Below are the records; collect from them each line containing the string "image".

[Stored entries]
----------------------------------------

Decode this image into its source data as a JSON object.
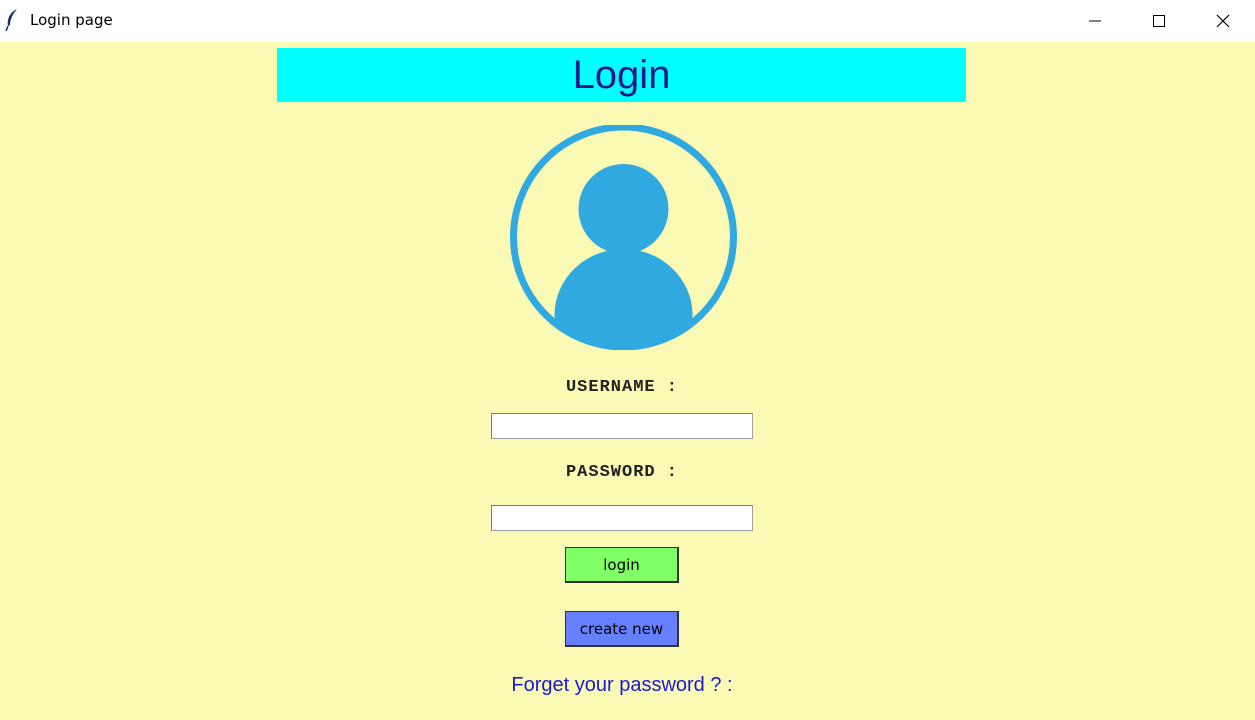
{
  "window": {
    "title": "Login page",
    "controls": [
      "minimize-icon",
      "maximize-icon",
      "close-icon"
    ]
  },
  "header": {
    "title": "Login",
    "background": "#00ffff",
    "color": "#1a1a8c"
  },
  "avatar": {
    "icon": "user-avatar-icon",
    "color": "#30a8e0"
  },
  "form": {
    "username_label": "USERNAME :",
    "username_value": "",
    "password_label": "PASSWORD :",
    "password_value": ""
  },
  "buttons": {
    "login_label": "login",
    "login_color": "#80ff66",
    "create_label": "create new",
    "create_color": "#6680ff"
  },
  "links": {
    "forgot_password": "Forget your password ? :"
  },
  "theme": {
    "background": "#fafab5"
  }
}
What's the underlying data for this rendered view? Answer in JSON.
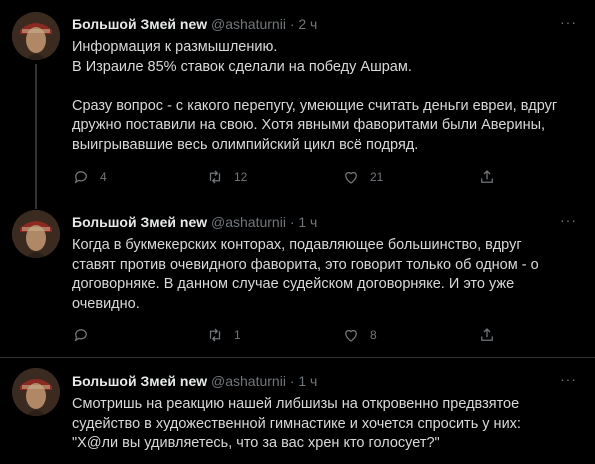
{
  "tweets": [
    {
      "name": "Большой Змей new",
      "handle": "@ashaturnii",
      "time": "· 2 ч",
      "more": "···",
      "lines": [
        "Информация к размышлению.",
        "В Израиле 85% ставок сделали на победу Ашрам.",
        "",
        "Сразу вопрос - с какого перепугу, умеющие считать деньги евреи, вдруг",
        "дружно поставили на свою. Хотя явными фаворитами были Аверины,",
        "выигрывавшие весь олимпийский цикл всё подряд."
      ],
      "reply_count": "4",
      "retweet_count": "12",
      "like_count": "21"
    },
    {
      "name": "Большой Змей new",
      "handle": "@ashaturnii",
      "time": "· 1 ч",
      "more": "···",
      "lines": [
        "Когда в букмекерских конторах, подавляющее большинство, вдруг",
        "ставят против очевидного фаворита, это говорит только об одном - о",
        "договорняке. В данном случае судейском договорняке. И это уже",
        "очевидно."
      ],
      "reply_count": "",
      "retweet_count": "1",
      "like_count": "8"
    },
    {
      "name": "Большой Змей new",
      "handle": "@ashaturnii",
      "time": "· 1 ч",
      "more": "···",
      "lines": [
        "Смотришь на реакцию нашей либшизы на откровенно предвзятое",
        "судейство в художественной гимнастике и хочется спросить у них:",
        "\"Х@ли вы удивляетесь, что за вас хрен кто голосует?\""
      ]
    }
  ]
}
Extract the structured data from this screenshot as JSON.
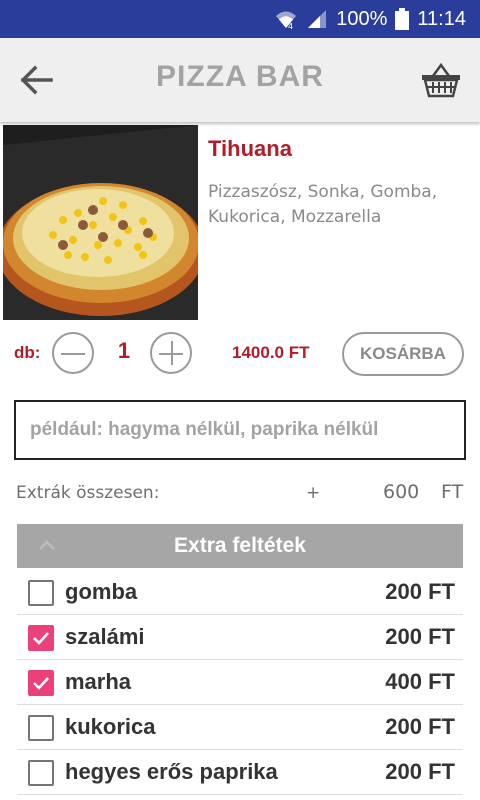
{
  "status_bar": {
    "battery": "100%",
    "time": "11:14",
    "icons": [
      "wifi-icon",
      "signal-icon",
      "battery-icon"
    ]
  },
  "app_bar": {
    "title": "PIZZA BAR",
    "back_icon": "arrow-left-icon",
    "cart_icon": "basket-icon"
  },
  "product": {
    "name": "Tihuana",
    "description": "Pizzaszósz, Sonka, Gomba, Kukorica, Mozzarella",
    "image": "pizza-photo"
  },
  "order": {
    "qty_label": "db:",
    "quantity": "1",
    "price": "1400.0 FT",
    "add_to_cart_label": "KOSÁRBA"
  },
  "note": {
    "placeholder": "például: hagyma nélkül, paprika nélkül",
    "value": ""
  },
  "extras_total": {
    "label": "Extrák összesen:",
    "sign": "+",
    "amount": "600",
    "currency": "FT"
  },
  "extras": {
    "header": "Extra feltétek",
    "items": [
      {
        "name": "gomba",
        "price": "200 FT",
        "checked": false
      },
      {
        "name": "szalámi",
        "price": "200 FT",
        "checked": true
      },
      {
        "name": "marha",
        "price": "400 FT",
        "checked": true
      },
      {
        "name": "kukorica",
        "price": "200 FT",
        "checked": false
      },
      {
        "name": "hegyes erős paprika",
        "price": "200 FT",
        "checked": false
      }
    ]
  },
  "colors": {
    "status_bar": "#2a3d9a",
    "accent_red": "#b31b2a",
    "checkbox_pink": "#ec407a",
    "header_gray": "#a6a6a6"
  }
}
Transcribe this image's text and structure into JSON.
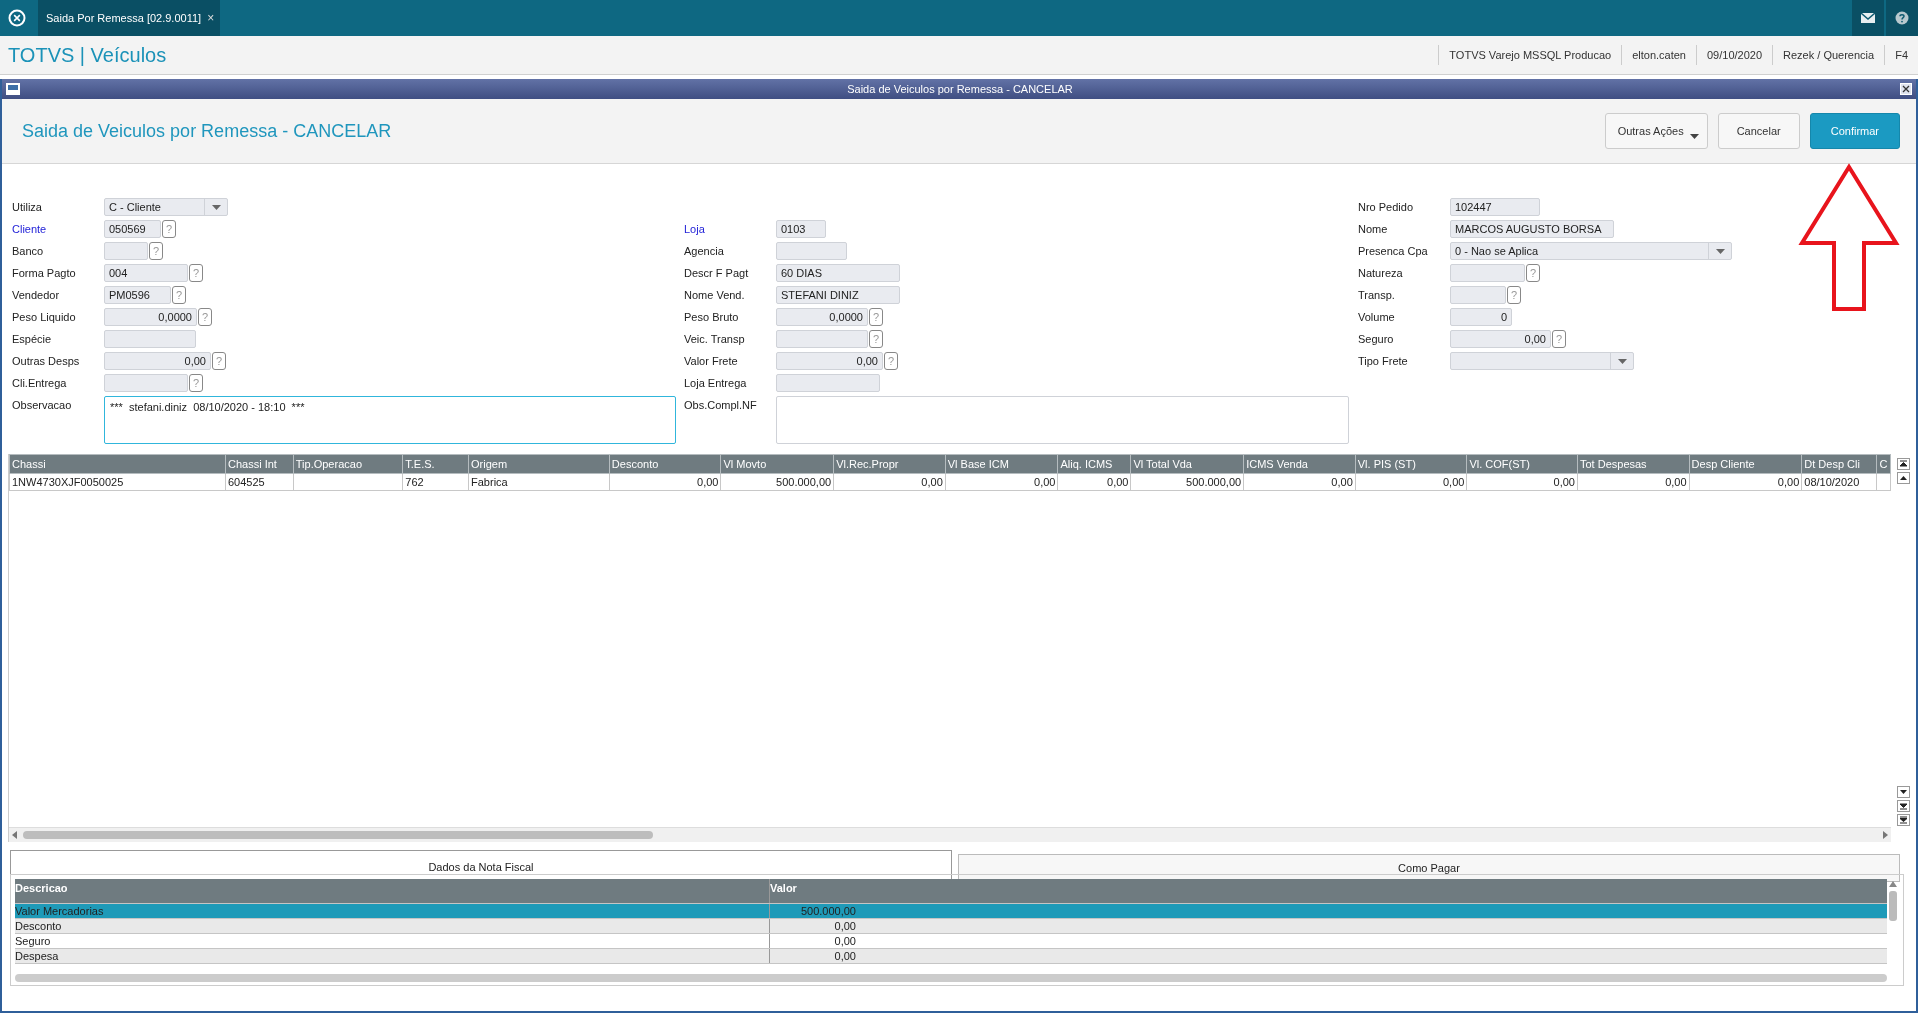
{
  "top_bar": {
    "tab": {
      "label": "Saida Por Remessa [02.9.0011]",
      "close": "×"
    }
  },
  "header": {
    "brand": "TOTVS | Veículos",
    "info": [
      "TOTVS Varejo MSSQL Producao",
      "elton.caten",
      "09/10/2020",
      "Rezek / Querencia",
      "F4"
    ]
  },
  "window": {
    "title": "Saida de Veiculos por Remessa - CANCELAR",
    "heading": "Saida de Veiculos por Remessa - CANCELAR",
    "buttons": [
      {
        "label": "Outras Ações",
        "kind": "menu"
      },
      {
        "label": "Cancelar",
        "kind": "default"
      },
      {
        "label": "Confirmar",
        "kind": "primary"
      }
    ]
  },
  "form": {
    "columns": [
      [
        {
          "label": "Utiliza",
          "value": "C - Cliente",
          "kind": "select",
          "required": false
        },
        {
          "label": "Cliente",
          "value": "050569",
          "kind": "text",
          "required": true,
          "help": "?"
        },
        {
          "label": "Banco",
          "kind": "text",
          "required": false,
          "help": "?"
        },
        {
          "label": "Forma Pagto",
          "value": "004",
          "kind": "text",
          "required": false,
          "help": "?"
        },
        {
          "label": "Vendedor",
          "value": "PM0596",
          "kind": "text",
          "required": false,
          "help": "?"
        },
        {
          "label": "Peso Liquido",
          "value": "0,0000",
          "kind": "number",
          "required": false,
          "help": "?"
        },
        {
          "label": "Espécie",
          "kind": "text",
          "required": false
        },
        {
          "label": "Outras Desps",
          "value": "0,00",
          "kind": "number",
          "required": false,
          "help": "?"
        },
        {
          "label": "Cli.Entrega",
          "kind": "text",
          "required": false,
          "help": "?"
        },
        {
          "label": "Observacao",
          "value": "***  stefani.diniz  08/10/2020 - 18:10  ***",
          "kind": "memo",
          "required": false
        }
      ],
      [
        {
          "label": "Loja",
          "value": "0103",
          "kind": "text",
          "required": true
        },
        {
          "label": "Agencia",
          "kind": "text",
          "required": false
        },
        {
          "label": "Descr F Pagt",
          "value": "60 DIAS",
          "kind": "text",
          "required": false
        },
        {
          "label": "Nome Vend.",
          "value": "STEFANI DINIZ",
          "kind": "text",
          "required": false
        },
        {
          "label": "Peso Bruto",
          "value": "0,0000",
          "kind": "number",
          "required": false,
          "help": "?"
        },
        {
          "label": "Veic. Transp",
          "kind": "text",
          "required": false,
          "help": "?"
        },
        {
          "label": "Valor Frete",
          "value": "0,00",
          "kind": "number",
          "required": false,
          "help": "?"
        },
        {
          "label": "Loja Entrega",
          "kind": "text",
          "required": false
        },
        {
          "label": "Obs.Compl.NF",
          "kind": "memo",
          "required": false
        }
      ],
      [
        {
          "label": "Nro Pedido",
          "value": "102447",
          "kind": "text",
          "required": false
        },
        {
          "label": "Nome",
          "value": "MARCOS AUGUSTO BORSA",
          "kind": "text",
          "required": false
        },
        {
          "label": "Presenca Cpa",
          "value": "0 - Nao se Aplica",
          "kind": "select",
          "required": false
        },
        {
          "label": "Natureza",
          "kind": "text",
          "required": false,
          "help": "?"
        },
        {
          "label": "Transp.",
          "kind": "text",
          "required": false,
          "help": "?"
        },
        {
          "label": "Volume",
          "value": "0",
          "kind": "number",
          "required": false
        },
        {
          "label": "Seguro",
          "value": "0,00",
          "kind": "number",
          "required": false,
          "help": "?"
        },
        {
          "label": "Tipo Frete",
          "kind": "select",
          "required": false
        }
      ]
    ]
  },
  "grid": {
    "columns": [
      {
        "label": "Chassi",
        "kind": "text"
      },
      {
        "label": "Chassi Int",
        "kind": "text"
      },
      {
        "label": "Tip.Operacao",
        "kind": "text"
      },
      {
        "label": "T.E.S.",
        "kind": "text"
      },
      {
        "label": "Origem",
        "kind": "text"
      },
      {
        "label": "Desconto",
        "kind": "number"
      },
      {
        "label": "Vl Movto",
        "kind": "number"
      },
      {
        "label": "Vl.Rec.Propr",
        "kind": "number"
      },
      {
        "label": "Vl Base ICM",
        "kind": "number"
      },
      {
        "label": "Aliq. ICMS",
        "kind": "number"
      },
      {
        "label": "Vl Total Vda",
        "kind": "number"
      },
      {
        "label": "ICMS Venda",
        "kind": "number"
      },
      {
        "label": "Vl. PIS (ST)",
        "kind": "number"
      },
      {
        "label": "Vl. COF(ST)",
        "kind": "number"
      },
      {
        "label": "Tot Despesas",
        "kind": "number"
      },
      {
        "label": "Desp Cliente",
        "kind": "number"
      },
      {
        "label": "Dt Desp Cli",
        "kind": "text"
      },
      {
        "label": "C",
        "kind": "text"
      }
    ],
    "rows": [
      [
        "1NW4730XJF0050025",
        "604525",
        "",
        "762",
        "Fabrica",
        "0,00",
        "500.000,00",
        "0,00",
        "0,00",
        "0,00",
        "500.000,00",
        "0,00",
        "0,00",
        "0,00",
        "0,00",
        "0,00",
        "08/10/2020"
      ]
    ]
  },
  "tabs": [
    {
      "label": "Dados da Nota Fiscal",
      "selected": true
    },
    {
      "label": "Como Pagar",
      "selected": false
    }
  ],
  "summary": {
    "columns": [
      "Descricao",
      "Valor"
    ],
    "rows": [
      {
        "cells": [
          "Valor Mercadorias",
          "500.000,00"
        ],
        "selected": true
      },
      {
        "cells": [
          "Desconto",
          "0,00"
        ],
        "selected": false
      },
      {
        "cells": [
          "Seguro",
          "0,00"
        ],
        "selected": false
      },
      {
        "cells": [
          "Despesa",
          "0,00"
        ],
        "selected": false
      }
    ]
  }
}
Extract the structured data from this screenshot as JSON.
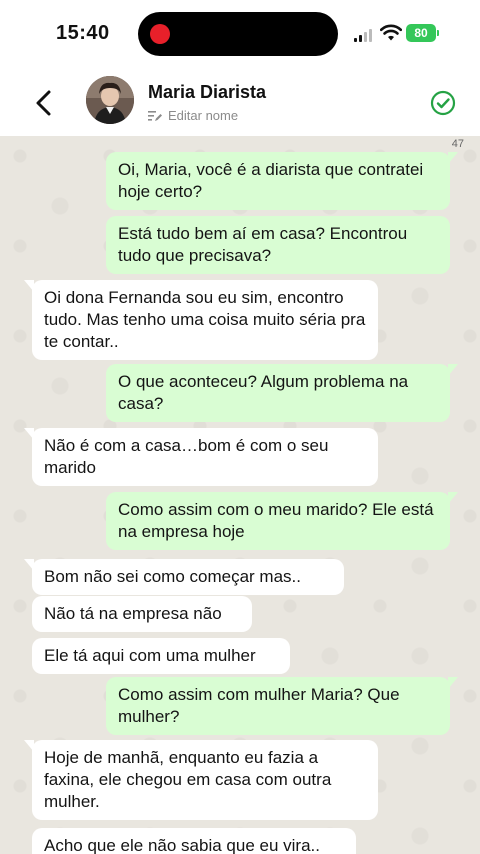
{
  "status_bar": {
    "time": "15:40",
    "battery": "80"
  },
  "header": {
    "contact_name": "Maria Diarista",
    "edit_name_label": "Editar nome"
  },
  "chat": {
    "message_count": "47",
    "messages": [
      {
        "direction": "out",
        "text": "Oi, Maria, você é a diarista que contratei hoje certo?"
      },
      {
        "direction": "out",
        "text": "Está tudo bem aí em casa? Encontrou tudo que precisava?"
      },
      {
        "direction": "in",
        "text": "Oi dona Fernanda sou eu sim, encontro tudo. Mas tenho uma coisa muito séria pra te contar.."
      },
      {
        "direction": "out",
        "text": "O que aconteceu? Algum problema na casa?"
      },
      {
        "direction": "in",
        "text": "Não é com a casa…bom é com o seu marido"
      },
      {
        "direction": "out",
        "text": "Como assim com o meu marido? Ele está na empresa hoje"
      },
      {
        "direction": "in",
        "text": "Bom não sei como começar mas.."
      },
      {
        "direction": "in",
        "text": "Não tá na empresa não"
      },
      {
        "direction": "in",
        "text": "Ele tá aqui com uma mulher"
      },
      {
        "direction": "out",
        "text": "Como assim com mulher Maria? Que mulher?"
      },
      {
        "direction": "in",
        "text": "Hoje de manhã, enquanto eu fazia a faxina, ele chegou em casa com outra mulher."
      },
      {
        "direction": "in",
        "text": "Acho que ele não sabia que eu vira.."
      }
    ]
  },
  "colors": {
    "outgoing_bubble": "#d9fdd3",
    "incoming_bubble": "#ffffff",
    "chat_background": "#e9e6df",
    "verified_icon": "#25a244"
  },
  "icons": [
    "back-icon",
    "avatar",
    "pencil-lines-icon",
    "check-circle-icon",
    "signal-icon",
    "wifi-icon",
    "battery-icon"
  ]
}
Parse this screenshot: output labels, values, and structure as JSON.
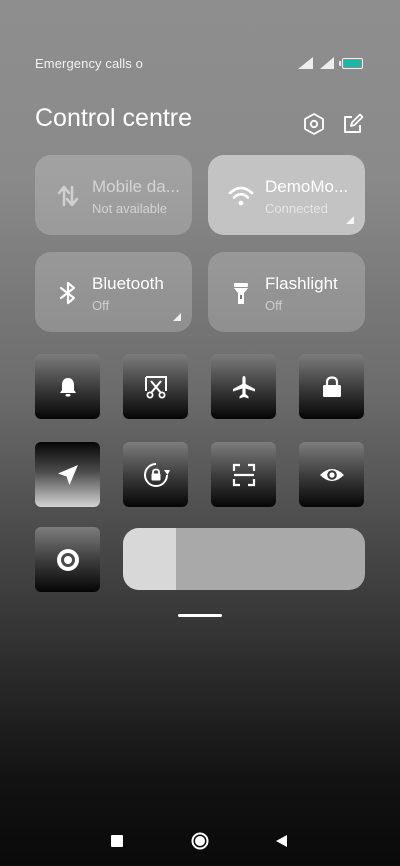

----------------------------------------

## RESULT:
Decode this image into its source data as a JSON object.
    "image": "pizza-photo"
Transcribe this image's text and structure into JSON.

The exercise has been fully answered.